**WORK INSTRUCTION**
Copy out each line in the material below that has the word "date".

**RECORDS FOR THE EXERCISE**
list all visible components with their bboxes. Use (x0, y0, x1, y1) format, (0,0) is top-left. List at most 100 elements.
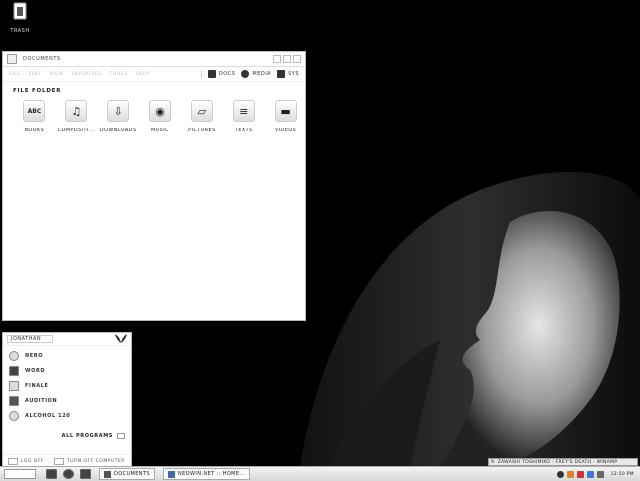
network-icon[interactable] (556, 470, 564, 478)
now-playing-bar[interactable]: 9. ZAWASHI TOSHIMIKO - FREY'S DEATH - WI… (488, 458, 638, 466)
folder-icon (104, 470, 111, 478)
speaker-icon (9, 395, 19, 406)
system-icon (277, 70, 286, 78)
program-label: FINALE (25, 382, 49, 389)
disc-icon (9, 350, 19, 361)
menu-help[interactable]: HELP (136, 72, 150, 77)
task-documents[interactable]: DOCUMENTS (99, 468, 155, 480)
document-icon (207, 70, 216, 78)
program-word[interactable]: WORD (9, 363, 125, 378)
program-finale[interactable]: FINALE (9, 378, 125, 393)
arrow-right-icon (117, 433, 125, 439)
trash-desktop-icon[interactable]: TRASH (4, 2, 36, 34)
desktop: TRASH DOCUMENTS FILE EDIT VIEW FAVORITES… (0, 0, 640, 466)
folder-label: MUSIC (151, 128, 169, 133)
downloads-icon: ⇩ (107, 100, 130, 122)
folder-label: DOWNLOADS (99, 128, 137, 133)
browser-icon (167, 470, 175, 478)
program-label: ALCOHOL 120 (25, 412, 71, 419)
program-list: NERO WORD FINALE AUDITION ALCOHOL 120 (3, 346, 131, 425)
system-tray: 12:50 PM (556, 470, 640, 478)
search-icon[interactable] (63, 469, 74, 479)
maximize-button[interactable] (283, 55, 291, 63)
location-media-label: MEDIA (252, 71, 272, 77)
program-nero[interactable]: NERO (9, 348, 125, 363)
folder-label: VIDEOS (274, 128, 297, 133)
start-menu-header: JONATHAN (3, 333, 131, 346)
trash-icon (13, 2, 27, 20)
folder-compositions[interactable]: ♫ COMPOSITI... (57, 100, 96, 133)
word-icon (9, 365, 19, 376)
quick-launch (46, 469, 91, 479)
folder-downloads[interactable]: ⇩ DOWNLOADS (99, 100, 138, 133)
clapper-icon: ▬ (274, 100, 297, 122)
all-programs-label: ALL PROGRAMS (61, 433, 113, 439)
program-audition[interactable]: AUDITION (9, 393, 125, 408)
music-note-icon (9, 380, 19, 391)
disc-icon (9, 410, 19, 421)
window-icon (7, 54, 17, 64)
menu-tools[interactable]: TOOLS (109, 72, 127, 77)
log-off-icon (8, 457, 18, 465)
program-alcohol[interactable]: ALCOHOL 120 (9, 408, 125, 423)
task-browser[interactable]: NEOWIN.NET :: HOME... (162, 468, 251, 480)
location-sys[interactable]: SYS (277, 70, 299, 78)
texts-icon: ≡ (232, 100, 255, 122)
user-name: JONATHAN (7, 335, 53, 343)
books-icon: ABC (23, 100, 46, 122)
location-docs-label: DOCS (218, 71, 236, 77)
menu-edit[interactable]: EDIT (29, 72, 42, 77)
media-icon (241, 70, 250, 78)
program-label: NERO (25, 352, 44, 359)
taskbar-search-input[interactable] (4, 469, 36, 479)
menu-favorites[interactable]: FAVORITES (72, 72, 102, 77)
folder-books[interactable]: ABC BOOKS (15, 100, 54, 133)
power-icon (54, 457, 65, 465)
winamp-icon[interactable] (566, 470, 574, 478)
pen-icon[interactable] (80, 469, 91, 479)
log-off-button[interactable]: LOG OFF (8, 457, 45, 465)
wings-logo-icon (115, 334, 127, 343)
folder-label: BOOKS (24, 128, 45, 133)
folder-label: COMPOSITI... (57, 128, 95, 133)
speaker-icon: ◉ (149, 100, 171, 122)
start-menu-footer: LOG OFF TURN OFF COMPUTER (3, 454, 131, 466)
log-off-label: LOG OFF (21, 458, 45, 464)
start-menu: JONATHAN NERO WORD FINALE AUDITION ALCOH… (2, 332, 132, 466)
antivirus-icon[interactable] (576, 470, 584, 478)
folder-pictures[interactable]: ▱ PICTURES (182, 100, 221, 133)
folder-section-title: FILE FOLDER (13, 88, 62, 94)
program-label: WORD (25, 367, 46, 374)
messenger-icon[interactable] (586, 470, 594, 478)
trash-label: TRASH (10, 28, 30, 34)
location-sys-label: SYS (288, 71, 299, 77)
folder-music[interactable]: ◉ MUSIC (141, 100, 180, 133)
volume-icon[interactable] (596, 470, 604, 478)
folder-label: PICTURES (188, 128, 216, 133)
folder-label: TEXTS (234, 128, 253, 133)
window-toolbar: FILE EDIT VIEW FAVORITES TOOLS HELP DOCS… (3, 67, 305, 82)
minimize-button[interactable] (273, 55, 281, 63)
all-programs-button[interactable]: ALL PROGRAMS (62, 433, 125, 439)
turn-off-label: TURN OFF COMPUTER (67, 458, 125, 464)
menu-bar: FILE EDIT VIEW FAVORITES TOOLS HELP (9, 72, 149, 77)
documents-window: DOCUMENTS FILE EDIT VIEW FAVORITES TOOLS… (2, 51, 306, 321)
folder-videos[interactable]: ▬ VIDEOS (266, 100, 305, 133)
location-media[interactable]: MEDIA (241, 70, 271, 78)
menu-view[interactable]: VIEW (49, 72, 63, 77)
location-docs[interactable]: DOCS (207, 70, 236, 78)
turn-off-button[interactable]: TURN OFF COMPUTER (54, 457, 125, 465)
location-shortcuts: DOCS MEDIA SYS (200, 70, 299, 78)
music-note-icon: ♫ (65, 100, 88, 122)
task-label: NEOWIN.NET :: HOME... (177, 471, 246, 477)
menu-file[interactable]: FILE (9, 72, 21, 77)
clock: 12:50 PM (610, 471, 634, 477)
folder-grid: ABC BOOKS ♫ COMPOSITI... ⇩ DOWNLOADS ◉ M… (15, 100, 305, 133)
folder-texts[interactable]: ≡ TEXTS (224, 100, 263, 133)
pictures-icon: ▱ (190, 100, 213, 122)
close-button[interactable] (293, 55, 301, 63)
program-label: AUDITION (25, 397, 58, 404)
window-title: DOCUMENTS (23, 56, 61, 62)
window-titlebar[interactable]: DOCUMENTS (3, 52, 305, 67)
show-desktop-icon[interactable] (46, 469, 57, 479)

---

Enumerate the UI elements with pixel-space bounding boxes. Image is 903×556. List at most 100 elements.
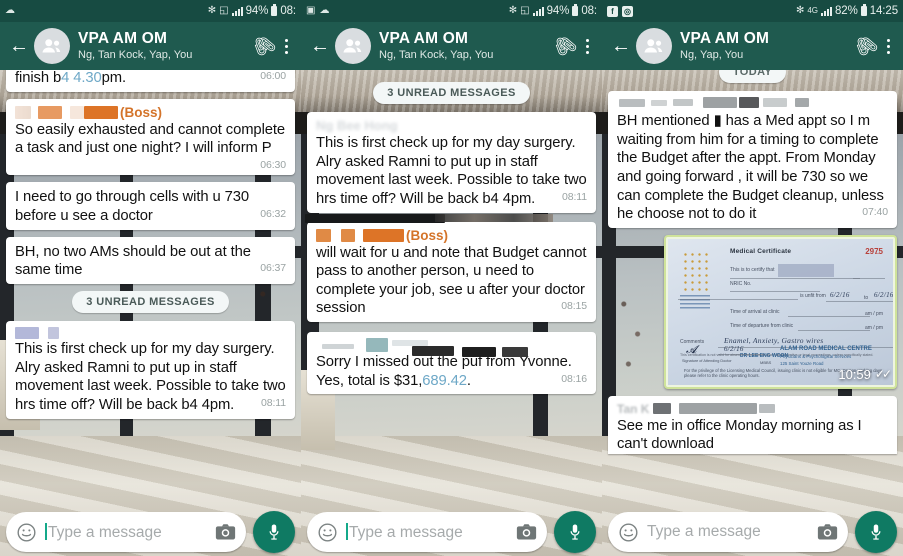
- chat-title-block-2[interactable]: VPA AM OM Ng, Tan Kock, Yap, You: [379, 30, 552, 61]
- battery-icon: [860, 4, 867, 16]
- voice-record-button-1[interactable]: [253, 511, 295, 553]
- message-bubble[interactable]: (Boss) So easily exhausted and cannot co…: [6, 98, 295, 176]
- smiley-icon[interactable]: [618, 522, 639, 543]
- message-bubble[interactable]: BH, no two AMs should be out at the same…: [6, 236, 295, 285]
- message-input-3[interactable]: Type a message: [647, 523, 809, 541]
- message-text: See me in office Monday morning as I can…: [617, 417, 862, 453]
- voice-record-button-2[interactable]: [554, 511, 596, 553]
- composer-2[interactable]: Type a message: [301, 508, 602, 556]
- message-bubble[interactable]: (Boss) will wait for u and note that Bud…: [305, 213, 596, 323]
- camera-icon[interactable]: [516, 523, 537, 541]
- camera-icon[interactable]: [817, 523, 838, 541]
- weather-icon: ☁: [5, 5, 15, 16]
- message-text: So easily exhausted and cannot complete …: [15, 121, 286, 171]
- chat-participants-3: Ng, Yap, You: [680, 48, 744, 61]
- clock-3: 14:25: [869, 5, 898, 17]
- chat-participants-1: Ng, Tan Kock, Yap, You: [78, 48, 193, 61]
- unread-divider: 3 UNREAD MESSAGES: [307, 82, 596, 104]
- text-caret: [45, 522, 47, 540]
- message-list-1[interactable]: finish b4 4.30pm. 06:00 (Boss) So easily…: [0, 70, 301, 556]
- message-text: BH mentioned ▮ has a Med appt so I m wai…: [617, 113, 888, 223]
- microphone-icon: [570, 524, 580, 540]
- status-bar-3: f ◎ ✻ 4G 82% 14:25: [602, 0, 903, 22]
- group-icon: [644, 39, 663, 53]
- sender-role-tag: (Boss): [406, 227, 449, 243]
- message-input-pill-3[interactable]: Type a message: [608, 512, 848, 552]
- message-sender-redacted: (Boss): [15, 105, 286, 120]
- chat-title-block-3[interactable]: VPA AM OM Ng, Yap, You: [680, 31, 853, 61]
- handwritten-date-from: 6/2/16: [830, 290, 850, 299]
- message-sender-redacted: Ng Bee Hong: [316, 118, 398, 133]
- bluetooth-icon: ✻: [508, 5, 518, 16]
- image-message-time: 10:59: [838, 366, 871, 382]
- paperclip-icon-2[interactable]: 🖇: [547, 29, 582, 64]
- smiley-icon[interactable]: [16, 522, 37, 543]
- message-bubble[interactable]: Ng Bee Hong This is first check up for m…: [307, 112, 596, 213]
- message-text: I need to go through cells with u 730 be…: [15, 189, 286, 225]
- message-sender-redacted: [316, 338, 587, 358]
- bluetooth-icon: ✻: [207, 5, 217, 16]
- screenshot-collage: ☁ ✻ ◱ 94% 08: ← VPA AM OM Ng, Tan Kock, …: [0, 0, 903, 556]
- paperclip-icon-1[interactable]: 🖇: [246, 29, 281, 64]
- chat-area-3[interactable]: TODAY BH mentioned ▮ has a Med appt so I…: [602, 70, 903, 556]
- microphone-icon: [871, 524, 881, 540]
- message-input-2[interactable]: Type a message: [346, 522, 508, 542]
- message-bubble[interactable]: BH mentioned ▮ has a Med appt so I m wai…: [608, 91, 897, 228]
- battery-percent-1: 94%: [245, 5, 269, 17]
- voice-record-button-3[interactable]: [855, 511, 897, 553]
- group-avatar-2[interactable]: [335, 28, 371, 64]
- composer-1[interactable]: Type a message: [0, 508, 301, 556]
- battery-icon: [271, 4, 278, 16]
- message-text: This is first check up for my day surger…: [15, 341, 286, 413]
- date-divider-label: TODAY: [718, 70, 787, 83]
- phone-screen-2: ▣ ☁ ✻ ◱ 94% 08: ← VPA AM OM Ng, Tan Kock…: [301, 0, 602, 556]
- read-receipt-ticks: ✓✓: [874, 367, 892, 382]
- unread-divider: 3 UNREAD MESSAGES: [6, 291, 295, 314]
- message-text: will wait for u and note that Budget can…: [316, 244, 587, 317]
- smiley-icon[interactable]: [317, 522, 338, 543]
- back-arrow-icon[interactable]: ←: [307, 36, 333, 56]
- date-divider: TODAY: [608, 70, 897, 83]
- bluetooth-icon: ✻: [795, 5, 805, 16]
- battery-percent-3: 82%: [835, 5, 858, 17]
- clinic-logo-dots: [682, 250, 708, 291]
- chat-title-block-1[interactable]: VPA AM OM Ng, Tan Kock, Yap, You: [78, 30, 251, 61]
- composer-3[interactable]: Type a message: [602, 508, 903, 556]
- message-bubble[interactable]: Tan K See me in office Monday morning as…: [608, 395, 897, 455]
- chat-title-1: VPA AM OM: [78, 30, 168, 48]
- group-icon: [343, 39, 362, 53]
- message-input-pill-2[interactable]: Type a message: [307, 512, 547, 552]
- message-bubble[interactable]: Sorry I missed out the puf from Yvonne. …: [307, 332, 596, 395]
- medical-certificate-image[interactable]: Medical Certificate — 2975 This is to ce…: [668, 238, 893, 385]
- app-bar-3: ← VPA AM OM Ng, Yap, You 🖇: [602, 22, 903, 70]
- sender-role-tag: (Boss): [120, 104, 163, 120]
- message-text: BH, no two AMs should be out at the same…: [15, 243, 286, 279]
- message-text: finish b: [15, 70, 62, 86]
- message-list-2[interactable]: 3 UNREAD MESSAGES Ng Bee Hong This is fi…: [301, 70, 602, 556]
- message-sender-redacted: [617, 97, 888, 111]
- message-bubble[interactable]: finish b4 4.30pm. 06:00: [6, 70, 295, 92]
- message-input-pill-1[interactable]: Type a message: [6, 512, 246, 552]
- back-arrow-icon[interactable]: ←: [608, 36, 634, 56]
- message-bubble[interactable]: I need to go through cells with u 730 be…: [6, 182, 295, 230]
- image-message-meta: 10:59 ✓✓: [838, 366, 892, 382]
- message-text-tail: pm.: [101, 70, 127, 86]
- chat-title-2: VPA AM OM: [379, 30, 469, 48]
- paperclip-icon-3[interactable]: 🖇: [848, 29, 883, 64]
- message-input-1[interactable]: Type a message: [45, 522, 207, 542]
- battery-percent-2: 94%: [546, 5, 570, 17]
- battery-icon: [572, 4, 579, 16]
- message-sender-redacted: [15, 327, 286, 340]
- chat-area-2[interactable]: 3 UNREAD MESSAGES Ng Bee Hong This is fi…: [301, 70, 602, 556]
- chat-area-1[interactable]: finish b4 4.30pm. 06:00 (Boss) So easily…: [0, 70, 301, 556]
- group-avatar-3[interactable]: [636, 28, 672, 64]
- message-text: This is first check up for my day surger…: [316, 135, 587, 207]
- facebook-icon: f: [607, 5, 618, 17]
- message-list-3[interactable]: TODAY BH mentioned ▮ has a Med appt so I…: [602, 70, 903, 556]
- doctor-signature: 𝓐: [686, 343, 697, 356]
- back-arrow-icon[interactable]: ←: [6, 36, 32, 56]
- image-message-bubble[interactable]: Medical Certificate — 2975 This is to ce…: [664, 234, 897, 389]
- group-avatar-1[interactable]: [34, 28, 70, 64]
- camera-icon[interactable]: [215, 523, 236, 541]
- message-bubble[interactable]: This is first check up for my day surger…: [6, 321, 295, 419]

**ANSWER TO THIS TASK**
- handwritten-date-from: 6/2/16: [830, 290, 850, 299]
- date-divider-label: TODAY: [718, 70, 787, 83]
- date-divider: TODAY: [608, 70, 897, 83]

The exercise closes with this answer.